## Given information

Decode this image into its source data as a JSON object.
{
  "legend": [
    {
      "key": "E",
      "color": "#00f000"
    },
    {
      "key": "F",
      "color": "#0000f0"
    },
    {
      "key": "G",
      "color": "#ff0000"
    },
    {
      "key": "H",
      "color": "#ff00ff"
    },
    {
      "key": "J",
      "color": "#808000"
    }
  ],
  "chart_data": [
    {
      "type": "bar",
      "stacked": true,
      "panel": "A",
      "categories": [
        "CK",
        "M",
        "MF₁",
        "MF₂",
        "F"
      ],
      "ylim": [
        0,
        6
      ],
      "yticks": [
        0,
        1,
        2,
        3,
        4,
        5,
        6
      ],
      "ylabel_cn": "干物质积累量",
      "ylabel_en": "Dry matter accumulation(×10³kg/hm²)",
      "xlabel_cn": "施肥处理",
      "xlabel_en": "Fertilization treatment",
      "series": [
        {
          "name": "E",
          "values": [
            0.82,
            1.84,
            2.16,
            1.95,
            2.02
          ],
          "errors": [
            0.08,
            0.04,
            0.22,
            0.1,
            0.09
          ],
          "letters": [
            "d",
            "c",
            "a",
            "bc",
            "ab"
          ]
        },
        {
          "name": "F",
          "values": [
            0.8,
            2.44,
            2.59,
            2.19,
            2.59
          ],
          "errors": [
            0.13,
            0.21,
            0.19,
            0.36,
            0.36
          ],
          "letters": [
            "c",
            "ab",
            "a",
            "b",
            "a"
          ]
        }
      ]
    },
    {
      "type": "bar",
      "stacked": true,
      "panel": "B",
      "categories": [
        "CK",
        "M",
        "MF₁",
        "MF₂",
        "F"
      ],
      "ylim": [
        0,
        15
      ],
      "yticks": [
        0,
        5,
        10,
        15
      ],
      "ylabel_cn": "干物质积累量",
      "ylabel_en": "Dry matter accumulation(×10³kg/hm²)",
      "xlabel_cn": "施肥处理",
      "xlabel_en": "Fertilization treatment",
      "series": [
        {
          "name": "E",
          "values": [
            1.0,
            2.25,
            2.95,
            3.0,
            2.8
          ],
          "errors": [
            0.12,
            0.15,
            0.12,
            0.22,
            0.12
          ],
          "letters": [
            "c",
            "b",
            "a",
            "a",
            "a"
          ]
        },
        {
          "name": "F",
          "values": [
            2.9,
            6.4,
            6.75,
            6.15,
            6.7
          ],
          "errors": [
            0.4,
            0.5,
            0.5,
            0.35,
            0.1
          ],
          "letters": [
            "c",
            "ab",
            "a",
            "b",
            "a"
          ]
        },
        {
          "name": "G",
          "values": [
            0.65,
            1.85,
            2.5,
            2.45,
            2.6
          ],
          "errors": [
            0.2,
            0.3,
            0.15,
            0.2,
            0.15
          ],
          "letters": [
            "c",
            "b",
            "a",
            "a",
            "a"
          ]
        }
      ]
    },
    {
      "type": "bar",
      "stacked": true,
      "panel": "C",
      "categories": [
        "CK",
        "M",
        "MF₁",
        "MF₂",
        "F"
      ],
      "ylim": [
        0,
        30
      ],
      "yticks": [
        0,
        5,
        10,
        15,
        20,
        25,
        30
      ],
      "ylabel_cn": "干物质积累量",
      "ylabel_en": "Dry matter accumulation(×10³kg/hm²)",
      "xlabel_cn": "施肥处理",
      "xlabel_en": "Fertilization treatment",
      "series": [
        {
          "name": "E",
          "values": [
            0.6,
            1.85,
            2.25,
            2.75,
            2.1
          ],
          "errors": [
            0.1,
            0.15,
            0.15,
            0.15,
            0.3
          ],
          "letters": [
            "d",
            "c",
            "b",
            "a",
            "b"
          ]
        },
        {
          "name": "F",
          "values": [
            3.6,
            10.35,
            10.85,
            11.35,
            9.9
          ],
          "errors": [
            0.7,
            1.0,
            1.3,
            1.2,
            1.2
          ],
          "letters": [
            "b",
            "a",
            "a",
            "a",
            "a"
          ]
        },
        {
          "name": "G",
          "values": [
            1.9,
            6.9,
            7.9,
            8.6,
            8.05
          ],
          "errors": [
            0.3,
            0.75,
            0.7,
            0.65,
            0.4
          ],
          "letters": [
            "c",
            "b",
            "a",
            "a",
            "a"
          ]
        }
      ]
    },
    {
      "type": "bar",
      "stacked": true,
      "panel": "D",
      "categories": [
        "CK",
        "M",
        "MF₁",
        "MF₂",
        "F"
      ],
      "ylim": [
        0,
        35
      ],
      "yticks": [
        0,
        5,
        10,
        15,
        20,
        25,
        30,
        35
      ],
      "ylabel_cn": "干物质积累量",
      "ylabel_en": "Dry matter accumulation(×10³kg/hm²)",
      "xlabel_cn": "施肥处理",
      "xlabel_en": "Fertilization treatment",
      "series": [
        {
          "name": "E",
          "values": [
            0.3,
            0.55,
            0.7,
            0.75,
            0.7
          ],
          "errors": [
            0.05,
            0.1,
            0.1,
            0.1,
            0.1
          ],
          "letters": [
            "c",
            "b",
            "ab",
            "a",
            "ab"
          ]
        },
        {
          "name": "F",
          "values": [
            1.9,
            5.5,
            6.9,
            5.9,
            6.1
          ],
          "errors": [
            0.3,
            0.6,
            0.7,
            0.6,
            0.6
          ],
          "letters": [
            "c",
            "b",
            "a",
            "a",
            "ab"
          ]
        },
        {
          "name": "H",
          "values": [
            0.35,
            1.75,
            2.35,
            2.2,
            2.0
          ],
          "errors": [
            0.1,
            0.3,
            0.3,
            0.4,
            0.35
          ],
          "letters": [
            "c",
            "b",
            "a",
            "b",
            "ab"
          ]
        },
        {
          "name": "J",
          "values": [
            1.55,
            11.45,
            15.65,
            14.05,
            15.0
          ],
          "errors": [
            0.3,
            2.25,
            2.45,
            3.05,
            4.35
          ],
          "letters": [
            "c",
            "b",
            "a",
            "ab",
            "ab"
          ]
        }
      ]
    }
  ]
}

## Problem details
Reproduce the listing in full. Keep it exactly as written.

## Finished answer
Decode this image into its source data as a JSON object.
{
  "legend": [
    {
      "key": "E",
      "color": "#00f000"
    },
    {
      "key": "F",
      "color": "#0000f0"
    },
    {
      "key": "G",
      "color": "#ff0000"
    },
    {
      "key": "H",
      "color": "#ff00ff"
    },
    {
      "key": "J",
      "color": "#808000"
    }
  ],
  "chart_data": [
    {
      "type": "bar",
      "stacked": true,
      "panel": "A",
      "categories": [
        "CK",
        "M",
        "MF₁",
        "MF₂",
        "F"
      ],
      "ylim": [
        0,
        6
      ],
      "yticks": [
        0,
        1,
        2,
        3,
        4,
        5,
        6
      ],
      "ylabel_cn": "干物质积累量",
      "ylabel_en": "Dry matter accumulation(×10³kg/hm²)",
      "xlabel_cn": "施肥处理",
      "xlabel_en": "Fertilization treatment",
      "series": [
        {
          "name": "E",
          "values": [
            0.82,
            1.84,
            2.16,
            1.95,
            2.02
          ],
          "errors": [
            0.08,
            0.04,
            0.22,
            0.1,
            0.09
          ],
          "letters": [
            "d",
            "c",
            "a",
            "bc",
            "ab"
          ]
        },
        {
          "name": "F",
          "values": [
            0.8,
            2.44,
            2.59,
            2.19,
            2.59
          ],
          "errors": [
            0.13,
            0.21,
            0.19,
            0.36,
            0.36
          ],
          "letters": [
            "c",
            "ab",
            "a",
            "b",
            "a"
          ]
        }
      ]
    },
    {
      "type": "bar",
      "stacked": true,
      "panel": "B",
      "categories": [
        "CK",
        "M",
        "MF₁",
        "MF₂",
        "F"
      ],
      "ylim": [
        0,
        15
      ],
      "yticks": [
        0,
        5,
        10,
        15
      ],
      "ylabel_cn": "干物质积累量",
      "ylabel_en": "Dry matter accumulation(×10³kg/hm²)",
      "xlabel_cn": "施肥处理",
      "xlabel_en": "Fertilization treatment",
      "series": [
        {
          "name": "E",
          "values": [
            1.0,
            2.25,
            2.95,
            3.0,
            2.8
          ],
          "errors": [
            0.12,
            0.15,
            0.12,
            0.22,
            0.12
          ],
          "letters": [
            "c",
            "b",
            "a",
            "a",
            "a"
          ]
        },
        {
          "name": "F",
          "values": [
            2.9,
            6.4,
            6.75,
            6.15,
            6.7
          ],
          "errors": [
            0.4,
            0.5,
            0.5,
            0.35,
            0.1
          ],
          "letters": [
            "c",
            "ab",
            "a",
            "b",
            "a"
          ]
        },
        {
          "name": "G",
          "values": [
            0.65,
            1.85,
            2.5,
            2.45,
            2.6
          ],
          "errors": [
            0.2,
            0.3,
            0.15,
            0.2,
            0.15
          ],
          "letters": [
            "c",
            "b",
            "a",
            "a",
            "a"
          ]
        }
      ]
    },
    {
      "type": "bar",
      "stacked": true,
      "panel": "C",
      "categories": [
        "CK",
        "M",
        "MF₁",
        "MF₂",
        "F"
      ],
      "ylim": [
        0,
        30
      ],
      "yticks": [
        0,
        5,
        10,
        15,
        20,
        25,
        30
      ],
      "ylabel_cn": "干物质积累量",
      "ylabel_en": "Dry matter accumulation(×10³kg/hm²)",
      "xlabel_cn": "施肥处理",
      "xlabel_en": "Fertilization treatment",
      "series": [
        {
          "name": "E",
          "values": [
            0.6,
            1.85,
            2.25,
            2.75,
            2.1
          ],
          "errors": [
            0.1,
            0.15,
            0.15,
            0.15,
            0.3
          ],
          "letters": [
            "d",
            "c",
            "b",
            "a",
            "b"
          ]
        },
        {
          "name": "F",
          "values": [
            3.6,
            10.35,
            10.85,
            11.35,
            9.9
          ],
          "errors": [
            0.7,
            1.0,
            1.3,
            1.2,
            1.2
          ],
          "letters": [
            "b",
            "a",
            "a",
            "a",
            "a"
          ]
        },
        {
          "name": "G",
          "values": [
            1.9,
            6.9,
            7.9,
            8.6,
            8.05
          ],
          "errors": [
            0.3,
            0.75,
            0.7,
            0.65,
            0.4
          ],
          "letters": [
            "c",
            "b",
            "a",
            "a",
            "a"
          ]
        }
      ]
    },
    {
      "type": "bar",
      "stacked": true,
      "panel": "D",
      "categories": [
        "CK",
        "M",
        "MF₁",
        "MF₂",
        "F"
      ],
      "ylim": [
        0,
        35
      ],
      "yticks": [
        0,
        5,
        10,
        15,
        20,
        25,
        30,
        35
      ],
      "ylabel_cn": "干物质积累量",
      "ylabel_en": "Dry matter accumulation(×10³kg/hm²)",
      "xlabel_cn": "施肥处理",
      "xlabel_en": "Fertilization treatment",
      "series": [
        {
          "name": "E",
          "values": [
            0.3,
            0.55,
            0.7,
            0.75,
            0.7
          ],
          "errors": [
            0.05,
            0.1,
            0.1,
            0.1,
            0.1
          ],
          "letters": [
            "c",
            "b",
            "ab",
            "a",
            "ab"
          ]
        },
        {
          "name": "F",
          "values": [
            1.9,
            5.5,
            6.9,
            5.9,
            6.1
          ],
          "errors": [
            0.3,
            0.6,
            0.7,
            0.6,
            0.6
          ],
          "letters": [
            "c",
            "b",
            "a",
            "a",
            "ab"
          ]
        },
        {
          "name": "H",
          "values": [
            0.35,
            1.75,
            2.35,
            2.2,
            2.0
          ],
          "errors": [
            0.1,
            0.3,
            0.3,
            0.4,
            0.35
          ],
          "letters": [
            "c",
            "b",
            "a",
            "b",
            "ab"
          ]
        },
        {
          "name": "J",
          "values": [
            1.55,
            11.45,
            15.65,
            14.05,
            15.0
          ],
          "errors": [
            0.3,
            2.25,
            2.45,
            3.05,
            4.35
          ],
          "letters": [
            "c",
            "b",
            "a",
            "ab",
            "ab"
          ]
        }
      ]
    }
  ]
}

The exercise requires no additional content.